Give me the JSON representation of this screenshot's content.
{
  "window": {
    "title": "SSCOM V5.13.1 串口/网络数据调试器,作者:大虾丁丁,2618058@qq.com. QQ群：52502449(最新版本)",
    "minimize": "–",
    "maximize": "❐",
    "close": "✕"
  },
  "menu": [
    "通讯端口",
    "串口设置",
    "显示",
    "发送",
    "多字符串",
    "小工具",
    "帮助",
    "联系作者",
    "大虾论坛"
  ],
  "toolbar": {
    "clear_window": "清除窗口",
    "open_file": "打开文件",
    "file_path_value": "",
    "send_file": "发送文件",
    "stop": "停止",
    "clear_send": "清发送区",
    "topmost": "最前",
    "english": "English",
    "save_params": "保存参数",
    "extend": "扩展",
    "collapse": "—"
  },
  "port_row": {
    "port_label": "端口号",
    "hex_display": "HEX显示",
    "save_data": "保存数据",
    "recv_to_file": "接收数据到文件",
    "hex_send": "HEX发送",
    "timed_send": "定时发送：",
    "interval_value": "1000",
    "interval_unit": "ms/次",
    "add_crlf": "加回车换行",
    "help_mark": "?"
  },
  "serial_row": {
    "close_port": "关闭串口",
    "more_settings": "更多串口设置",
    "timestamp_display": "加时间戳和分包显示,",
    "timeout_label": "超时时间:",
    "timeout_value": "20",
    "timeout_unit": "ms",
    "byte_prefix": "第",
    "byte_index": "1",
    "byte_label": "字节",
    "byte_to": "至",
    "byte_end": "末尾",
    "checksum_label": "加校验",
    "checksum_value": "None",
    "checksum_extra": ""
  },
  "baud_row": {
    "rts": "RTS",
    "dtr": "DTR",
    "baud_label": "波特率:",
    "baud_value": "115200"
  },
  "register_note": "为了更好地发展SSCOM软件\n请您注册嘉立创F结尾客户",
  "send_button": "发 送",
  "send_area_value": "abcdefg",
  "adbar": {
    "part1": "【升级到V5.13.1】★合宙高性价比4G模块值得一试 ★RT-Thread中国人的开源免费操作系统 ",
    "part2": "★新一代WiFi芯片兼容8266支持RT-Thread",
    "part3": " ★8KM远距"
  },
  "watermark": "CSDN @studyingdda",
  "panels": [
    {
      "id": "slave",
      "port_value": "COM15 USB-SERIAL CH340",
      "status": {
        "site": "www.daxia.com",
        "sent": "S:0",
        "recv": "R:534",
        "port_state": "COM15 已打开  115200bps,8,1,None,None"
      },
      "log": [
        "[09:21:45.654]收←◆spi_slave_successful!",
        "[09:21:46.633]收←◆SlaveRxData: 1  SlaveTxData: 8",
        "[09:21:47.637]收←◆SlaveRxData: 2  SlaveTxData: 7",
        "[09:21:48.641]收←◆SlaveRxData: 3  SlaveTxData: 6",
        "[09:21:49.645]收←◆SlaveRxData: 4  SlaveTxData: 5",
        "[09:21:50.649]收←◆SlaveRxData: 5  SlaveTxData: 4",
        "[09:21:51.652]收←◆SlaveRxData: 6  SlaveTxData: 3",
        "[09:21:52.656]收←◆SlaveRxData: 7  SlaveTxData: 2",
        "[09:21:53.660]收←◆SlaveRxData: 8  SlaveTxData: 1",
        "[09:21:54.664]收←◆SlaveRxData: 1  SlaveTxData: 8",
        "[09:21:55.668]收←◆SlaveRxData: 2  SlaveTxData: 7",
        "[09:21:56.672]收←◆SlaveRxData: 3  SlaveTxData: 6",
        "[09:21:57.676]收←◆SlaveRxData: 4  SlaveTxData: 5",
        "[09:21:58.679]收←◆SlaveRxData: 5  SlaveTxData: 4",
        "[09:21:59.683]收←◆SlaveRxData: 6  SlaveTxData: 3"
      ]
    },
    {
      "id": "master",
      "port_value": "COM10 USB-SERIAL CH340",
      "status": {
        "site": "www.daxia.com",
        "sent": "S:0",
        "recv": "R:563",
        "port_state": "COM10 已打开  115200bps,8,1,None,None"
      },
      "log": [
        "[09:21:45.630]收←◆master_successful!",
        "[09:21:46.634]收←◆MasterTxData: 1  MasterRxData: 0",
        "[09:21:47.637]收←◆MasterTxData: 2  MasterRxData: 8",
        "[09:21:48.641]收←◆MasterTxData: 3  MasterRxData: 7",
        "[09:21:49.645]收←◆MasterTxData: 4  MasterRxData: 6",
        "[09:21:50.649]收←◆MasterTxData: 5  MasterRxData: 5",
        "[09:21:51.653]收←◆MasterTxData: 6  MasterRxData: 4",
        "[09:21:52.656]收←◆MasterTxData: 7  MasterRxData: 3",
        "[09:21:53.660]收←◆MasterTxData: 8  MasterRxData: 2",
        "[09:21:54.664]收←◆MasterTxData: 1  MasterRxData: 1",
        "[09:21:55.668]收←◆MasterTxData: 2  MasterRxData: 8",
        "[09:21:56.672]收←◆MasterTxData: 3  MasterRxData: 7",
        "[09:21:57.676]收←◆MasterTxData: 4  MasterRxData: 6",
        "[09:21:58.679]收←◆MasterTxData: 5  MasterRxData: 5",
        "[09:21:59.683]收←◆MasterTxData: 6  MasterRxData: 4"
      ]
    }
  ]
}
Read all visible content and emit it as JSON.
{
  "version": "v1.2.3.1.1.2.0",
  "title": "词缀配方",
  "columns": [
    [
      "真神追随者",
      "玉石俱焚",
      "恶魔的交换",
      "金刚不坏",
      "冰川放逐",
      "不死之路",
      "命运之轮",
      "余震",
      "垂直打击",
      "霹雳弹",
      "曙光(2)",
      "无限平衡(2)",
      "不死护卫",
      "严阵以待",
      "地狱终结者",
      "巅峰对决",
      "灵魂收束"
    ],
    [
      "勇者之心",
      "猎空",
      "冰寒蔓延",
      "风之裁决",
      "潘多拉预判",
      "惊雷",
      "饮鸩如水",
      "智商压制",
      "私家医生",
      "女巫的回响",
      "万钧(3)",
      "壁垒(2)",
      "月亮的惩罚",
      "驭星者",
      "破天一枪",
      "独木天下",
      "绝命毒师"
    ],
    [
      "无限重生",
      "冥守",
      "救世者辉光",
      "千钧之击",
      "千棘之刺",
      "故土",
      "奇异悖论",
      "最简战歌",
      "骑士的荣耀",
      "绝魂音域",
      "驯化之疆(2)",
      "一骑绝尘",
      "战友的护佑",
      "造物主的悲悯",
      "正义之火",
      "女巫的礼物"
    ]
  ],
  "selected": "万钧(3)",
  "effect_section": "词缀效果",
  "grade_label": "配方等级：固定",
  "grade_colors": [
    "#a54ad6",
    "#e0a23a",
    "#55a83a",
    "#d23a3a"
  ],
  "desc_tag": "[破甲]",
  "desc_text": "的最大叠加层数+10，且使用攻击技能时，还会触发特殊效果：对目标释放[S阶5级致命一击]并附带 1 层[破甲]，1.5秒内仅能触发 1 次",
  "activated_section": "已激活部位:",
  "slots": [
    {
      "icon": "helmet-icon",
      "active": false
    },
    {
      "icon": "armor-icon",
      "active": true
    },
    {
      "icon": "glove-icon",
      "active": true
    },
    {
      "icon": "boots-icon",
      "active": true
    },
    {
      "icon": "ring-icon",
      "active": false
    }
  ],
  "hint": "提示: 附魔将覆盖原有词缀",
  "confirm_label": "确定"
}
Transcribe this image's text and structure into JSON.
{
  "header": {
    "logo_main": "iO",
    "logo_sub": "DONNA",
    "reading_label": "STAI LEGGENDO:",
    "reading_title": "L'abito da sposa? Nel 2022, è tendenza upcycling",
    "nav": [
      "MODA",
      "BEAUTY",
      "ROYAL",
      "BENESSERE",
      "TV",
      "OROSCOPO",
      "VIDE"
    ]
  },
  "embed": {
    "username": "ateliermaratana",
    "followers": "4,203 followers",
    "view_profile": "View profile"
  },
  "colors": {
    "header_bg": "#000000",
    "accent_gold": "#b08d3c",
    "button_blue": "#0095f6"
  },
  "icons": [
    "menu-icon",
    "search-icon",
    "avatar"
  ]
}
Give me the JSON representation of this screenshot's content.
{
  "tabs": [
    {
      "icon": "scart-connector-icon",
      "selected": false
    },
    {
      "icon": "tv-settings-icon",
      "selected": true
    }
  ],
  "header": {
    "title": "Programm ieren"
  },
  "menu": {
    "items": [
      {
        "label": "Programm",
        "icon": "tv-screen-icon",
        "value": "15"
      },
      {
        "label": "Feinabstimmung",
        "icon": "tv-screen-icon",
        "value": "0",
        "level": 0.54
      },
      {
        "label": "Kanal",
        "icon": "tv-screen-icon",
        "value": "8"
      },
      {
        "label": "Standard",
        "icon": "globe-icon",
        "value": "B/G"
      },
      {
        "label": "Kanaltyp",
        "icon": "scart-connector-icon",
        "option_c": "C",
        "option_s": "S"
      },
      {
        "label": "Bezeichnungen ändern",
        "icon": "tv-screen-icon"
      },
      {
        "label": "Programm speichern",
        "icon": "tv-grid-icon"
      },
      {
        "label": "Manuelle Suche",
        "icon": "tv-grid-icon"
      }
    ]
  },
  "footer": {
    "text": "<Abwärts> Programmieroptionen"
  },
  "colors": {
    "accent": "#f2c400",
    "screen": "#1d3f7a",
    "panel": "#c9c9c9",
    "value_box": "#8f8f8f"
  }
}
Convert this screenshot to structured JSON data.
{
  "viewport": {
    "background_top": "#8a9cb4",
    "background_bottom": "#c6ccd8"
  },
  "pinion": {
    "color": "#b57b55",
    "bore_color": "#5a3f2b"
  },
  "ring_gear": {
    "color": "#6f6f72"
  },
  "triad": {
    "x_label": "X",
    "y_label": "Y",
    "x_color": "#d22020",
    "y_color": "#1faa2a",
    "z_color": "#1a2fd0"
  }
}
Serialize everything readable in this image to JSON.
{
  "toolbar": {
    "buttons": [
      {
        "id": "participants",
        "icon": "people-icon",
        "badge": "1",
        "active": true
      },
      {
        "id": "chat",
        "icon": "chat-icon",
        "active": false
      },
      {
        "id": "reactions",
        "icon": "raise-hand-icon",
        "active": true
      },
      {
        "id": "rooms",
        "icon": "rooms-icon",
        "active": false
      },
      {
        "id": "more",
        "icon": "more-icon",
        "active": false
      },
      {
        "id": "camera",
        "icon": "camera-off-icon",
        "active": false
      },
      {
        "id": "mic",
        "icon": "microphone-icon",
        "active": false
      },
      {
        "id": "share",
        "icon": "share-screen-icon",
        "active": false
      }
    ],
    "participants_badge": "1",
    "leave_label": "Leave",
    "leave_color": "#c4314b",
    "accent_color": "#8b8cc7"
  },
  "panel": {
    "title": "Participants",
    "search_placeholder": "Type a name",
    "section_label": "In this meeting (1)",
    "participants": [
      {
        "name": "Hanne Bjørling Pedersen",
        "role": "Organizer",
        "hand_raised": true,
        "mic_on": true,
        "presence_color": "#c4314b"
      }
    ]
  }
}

[Exercise directions] Collect the lines of the records that include the string "image".

[Response]
Transcribe this image's text and structure into JSON.
Serialize everything readable in this image to JSON.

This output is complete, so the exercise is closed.